[Rows from a dataset]
___
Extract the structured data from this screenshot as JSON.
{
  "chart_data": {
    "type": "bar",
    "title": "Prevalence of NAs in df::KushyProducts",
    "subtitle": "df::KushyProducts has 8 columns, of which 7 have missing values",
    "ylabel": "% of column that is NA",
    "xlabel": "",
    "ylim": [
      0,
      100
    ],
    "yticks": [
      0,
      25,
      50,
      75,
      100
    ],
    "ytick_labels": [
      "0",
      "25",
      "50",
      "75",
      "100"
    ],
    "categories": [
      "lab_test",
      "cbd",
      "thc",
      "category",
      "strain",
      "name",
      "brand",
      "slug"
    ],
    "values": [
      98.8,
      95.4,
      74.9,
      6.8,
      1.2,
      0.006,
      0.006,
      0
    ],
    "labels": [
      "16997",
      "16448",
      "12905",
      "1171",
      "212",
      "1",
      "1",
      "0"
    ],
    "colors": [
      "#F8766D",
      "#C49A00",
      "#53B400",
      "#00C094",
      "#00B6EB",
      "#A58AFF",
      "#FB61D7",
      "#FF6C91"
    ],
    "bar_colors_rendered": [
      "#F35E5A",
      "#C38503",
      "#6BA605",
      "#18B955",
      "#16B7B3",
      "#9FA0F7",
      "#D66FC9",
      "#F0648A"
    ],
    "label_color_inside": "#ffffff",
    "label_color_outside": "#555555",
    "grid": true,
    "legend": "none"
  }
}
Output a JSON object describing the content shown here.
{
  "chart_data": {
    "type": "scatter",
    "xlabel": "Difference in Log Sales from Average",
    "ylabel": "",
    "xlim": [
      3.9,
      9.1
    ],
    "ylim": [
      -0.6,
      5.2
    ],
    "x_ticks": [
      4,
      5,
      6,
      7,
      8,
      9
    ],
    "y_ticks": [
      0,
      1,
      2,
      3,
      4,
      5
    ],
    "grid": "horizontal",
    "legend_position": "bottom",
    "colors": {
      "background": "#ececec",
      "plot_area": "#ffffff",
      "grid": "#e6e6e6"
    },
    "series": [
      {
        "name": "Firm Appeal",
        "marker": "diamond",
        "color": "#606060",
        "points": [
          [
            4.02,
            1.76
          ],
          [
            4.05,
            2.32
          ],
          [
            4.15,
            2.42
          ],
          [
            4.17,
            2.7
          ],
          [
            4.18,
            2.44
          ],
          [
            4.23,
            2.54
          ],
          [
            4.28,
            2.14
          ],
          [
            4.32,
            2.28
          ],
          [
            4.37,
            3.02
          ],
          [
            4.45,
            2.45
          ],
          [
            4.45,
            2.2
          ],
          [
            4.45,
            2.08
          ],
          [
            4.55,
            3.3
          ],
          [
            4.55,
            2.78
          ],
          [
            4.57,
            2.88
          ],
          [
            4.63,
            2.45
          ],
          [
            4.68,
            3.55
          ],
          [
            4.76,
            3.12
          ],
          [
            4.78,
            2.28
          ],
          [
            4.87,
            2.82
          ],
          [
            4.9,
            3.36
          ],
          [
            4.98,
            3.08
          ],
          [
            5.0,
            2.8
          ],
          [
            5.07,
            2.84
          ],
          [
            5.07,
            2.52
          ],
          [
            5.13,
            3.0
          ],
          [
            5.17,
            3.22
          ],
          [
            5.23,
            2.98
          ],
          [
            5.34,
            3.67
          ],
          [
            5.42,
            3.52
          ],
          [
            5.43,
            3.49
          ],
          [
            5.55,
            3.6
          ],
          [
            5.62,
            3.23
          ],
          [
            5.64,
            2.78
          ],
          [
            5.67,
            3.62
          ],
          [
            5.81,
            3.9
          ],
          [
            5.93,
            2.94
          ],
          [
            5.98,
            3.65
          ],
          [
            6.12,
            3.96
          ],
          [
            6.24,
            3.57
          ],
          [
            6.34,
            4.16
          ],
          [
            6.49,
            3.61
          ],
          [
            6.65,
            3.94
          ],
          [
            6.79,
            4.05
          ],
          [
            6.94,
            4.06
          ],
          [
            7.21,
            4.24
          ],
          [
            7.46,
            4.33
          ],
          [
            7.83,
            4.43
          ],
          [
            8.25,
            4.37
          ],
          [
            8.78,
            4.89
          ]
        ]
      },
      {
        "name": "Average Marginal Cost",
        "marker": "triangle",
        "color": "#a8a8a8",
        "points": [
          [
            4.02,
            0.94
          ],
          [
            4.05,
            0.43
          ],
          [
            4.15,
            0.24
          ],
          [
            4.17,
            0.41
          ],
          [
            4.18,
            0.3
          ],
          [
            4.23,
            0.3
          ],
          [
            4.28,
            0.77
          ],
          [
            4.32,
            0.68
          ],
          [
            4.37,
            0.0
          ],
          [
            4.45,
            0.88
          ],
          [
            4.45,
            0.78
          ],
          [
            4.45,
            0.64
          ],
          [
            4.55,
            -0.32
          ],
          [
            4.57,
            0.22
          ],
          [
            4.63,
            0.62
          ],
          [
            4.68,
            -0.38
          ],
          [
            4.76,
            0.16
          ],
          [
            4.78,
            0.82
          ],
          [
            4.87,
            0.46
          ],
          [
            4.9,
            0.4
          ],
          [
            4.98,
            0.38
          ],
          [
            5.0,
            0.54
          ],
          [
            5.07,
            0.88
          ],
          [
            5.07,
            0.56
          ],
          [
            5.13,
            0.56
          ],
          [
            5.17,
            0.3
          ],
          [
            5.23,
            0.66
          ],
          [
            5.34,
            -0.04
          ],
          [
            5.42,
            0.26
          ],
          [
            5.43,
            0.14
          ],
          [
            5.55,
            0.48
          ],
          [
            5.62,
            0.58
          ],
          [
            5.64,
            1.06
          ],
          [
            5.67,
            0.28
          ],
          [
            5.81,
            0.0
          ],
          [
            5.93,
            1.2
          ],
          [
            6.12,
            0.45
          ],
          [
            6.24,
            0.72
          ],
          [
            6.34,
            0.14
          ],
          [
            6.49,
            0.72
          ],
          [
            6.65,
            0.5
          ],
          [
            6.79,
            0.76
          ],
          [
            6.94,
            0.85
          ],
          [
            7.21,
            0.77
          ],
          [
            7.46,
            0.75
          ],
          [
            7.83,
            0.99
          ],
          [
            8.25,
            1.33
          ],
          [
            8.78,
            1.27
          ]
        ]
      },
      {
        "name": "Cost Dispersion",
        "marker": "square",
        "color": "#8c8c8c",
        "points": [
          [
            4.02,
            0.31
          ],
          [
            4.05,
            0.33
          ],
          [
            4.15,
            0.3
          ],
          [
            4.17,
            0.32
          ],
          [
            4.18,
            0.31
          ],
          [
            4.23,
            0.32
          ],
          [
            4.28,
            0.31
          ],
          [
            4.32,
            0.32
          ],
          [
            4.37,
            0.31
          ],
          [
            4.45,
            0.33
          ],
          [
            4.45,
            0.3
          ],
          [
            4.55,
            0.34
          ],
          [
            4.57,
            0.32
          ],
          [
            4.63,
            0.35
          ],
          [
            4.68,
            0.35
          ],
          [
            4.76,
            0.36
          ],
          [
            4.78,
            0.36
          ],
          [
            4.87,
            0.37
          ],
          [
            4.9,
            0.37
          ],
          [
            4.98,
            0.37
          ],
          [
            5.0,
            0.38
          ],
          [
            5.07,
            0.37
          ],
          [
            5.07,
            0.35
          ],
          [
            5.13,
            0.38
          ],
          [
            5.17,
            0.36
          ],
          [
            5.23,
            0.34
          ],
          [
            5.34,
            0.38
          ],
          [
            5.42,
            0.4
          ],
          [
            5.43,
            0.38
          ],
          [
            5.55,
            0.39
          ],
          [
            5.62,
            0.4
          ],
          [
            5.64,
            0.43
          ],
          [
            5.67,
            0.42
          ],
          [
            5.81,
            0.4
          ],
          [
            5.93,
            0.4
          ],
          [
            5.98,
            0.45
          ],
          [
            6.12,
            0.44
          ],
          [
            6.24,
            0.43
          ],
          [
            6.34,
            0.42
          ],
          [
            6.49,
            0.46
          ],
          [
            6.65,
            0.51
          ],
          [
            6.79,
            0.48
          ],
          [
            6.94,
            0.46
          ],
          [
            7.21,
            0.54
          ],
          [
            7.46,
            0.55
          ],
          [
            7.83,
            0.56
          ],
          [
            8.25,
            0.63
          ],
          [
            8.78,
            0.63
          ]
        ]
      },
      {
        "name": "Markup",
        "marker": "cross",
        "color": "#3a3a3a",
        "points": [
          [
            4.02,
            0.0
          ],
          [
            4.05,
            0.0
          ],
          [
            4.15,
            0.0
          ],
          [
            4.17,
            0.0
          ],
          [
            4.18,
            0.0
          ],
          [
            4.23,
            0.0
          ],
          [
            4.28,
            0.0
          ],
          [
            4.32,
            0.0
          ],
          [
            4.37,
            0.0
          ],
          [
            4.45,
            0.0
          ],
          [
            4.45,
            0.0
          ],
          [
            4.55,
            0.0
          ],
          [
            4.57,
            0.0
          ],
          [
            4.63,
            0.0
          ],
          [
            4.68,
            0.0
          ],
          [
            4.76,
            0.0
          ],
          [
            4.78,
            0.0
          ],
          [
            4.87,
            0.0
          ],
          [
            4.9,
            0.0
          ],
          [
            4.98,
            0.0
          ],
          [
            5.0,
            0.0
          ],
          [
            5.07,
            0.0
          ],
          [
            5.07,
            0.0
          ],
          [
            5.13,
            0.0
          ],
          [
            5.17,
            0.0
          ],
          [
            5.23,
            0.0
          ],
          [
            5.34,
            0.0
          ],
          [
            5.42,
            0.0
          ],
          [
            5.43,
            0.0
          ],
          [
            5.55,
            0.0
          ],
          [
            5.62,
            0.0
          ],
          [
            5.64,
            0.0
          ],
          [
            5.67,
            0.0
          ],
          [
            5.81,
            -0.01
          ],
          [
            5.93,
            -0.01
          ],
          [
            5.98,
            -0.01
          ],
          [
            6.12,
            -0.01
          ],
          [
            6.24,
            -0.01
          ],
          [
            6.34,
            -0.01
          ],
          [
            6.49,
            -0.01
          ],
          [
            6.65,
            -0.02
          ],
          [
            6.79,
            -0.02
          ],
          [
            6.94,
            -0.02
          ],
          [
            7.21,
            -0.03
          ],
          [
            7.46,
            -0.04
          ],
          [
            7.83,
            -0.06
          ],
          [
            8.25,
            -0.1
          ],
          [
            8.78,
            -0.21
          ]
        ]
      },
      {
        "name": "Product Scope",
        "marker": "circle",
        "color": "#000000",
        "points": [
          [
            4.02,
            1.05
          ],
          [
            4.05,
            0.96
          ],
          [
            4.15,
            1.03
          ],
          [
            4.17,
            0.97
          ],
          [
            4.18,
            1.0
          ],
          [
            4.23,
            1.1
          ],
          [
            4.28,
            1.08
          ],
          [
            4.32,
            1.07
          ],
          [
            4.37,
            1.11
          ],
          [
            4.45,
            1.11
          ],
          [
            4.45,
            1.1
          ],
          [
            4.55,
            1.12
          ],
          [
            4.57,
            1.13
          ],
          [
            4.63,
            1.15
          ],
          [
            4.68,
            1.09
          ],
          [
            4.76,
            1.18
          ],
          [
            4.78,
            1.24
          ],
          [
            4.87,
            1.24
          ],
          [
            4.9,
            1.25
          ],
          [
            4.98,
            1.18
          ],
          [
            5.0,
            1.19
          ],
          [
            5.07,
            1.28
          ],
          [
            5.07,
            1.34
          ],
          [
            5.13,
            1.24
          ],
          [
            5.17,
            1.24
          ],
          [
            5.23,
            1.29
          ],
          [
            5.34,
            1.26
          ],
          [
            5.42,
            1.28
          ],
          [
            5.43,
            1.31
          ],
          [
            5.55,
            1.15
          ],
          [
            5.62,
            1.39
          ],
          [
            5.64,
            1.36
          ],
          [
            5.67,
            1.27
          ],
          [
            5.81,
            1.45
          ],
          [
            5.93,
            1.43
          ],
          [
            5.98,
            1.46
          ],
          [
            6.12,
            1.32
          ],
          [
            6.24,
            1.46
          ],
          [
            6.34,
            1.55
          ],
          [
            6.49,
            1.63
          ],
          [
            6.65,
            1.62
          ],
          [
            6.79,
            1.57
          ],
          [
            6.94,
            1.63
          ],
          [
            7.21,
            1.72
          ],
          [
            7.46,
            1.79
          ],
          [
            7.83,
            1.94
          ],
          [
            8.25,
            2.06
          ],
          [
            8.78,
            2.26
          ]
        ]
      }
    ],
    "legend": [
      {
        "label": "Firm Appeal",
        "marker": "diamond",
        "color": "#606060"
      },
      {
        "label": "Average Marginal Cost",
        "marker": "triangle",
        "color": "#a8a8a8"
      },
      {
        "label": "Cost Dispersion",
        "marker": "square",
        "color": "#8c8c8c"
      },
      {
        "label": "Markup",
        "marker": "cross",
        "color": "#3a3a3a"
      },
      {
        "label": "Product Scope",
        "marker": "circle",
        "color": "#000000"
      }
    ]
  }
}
___
> _THE PROBLEM_
Identify the lines above that contain the word "name", then copy them.

> _COMPLETE OUTPUT_
      "name",
        "name": "Firm Appeal",
        "name": "Average Marginal Cost",
        "name": "Cost Dispersion",
        "name": "Markup",
        "name": "Product Scope",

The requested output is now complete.